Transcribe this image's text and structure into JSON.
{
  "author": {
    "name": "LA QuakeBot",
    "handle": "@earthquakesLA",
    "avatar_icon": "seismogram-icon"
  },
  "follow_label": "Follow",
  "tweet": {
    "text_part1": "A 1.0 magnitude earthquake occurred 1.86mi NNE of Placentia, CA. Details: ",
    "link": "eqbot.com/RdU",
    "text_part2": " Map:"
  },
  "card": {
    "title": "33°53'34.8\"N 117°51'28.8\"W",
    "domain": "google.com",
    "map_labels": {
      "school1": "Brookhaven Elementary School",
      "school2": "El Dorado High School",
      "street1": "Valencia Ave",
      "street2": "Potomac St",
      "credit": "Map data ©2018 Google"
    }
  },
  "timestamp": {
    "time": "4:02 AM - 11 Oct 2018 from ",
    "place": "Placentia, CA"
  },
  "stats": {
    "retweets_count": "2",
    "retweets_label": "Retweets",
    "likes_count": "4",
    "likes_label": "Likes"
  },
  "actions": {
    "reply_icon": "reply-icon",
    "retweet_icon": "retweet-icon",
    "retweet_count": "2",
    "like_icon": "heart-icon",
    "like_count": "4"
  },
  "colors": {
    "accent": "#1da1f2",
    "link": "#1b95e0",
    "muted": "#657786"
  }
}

::::::

Every record shown above should be written out again exactly.

Written response:
Transcribe this image's text and structure into JSON.
{
  "author": {
    "name": "LA QuakeBot",
    "handle": "@earthquakesLA",
    "avatar_icon": "seismogram-icon"
  },
  "follow_label": "Follow",
  "tweet": {
    "text_part1": "A 1.0 magnitude earthquake occurred 1.86mi NNE of Placentia, CA. Details: ",
    "link": "eqbot.com/RdU",
    "text_part2": " Map:"
  },
  "card": {
    "title": "33°53'34.8\"N 117°51'28.8\"W",
    "domain": "google.com",
    "map_labels": {
      "school1": "Brookhaven Elementary School",
      "school2": "El Dorado High School",
      "street1": "Valencia Ave",
      "street2": "Potomac St",
      "credit": "Map data ©2018 Google"
    }
  },
  "timestamp": {
    "time": "4:02 AM - 11 Oct 2018 from ",
    "place": "Placentia, CA"
  },
  "stats": {
    "retweets_count": "2",
    "retweets_label": "Retweets",
    "likes_count": "4",
    "likes_label": "Likes"
  },
  "actions": {
    "reply_icon": "reply-icon",
    "retweet_icon": "retweet-icon",
    "retweet_count": "2",
    "like_icon": "heart-icon",
    "like_count": "4"
  },
  "colors": {
    "accent": "#1da1f2",
    "link": "#1b95e0",
    "muted": "#657786"
  }
}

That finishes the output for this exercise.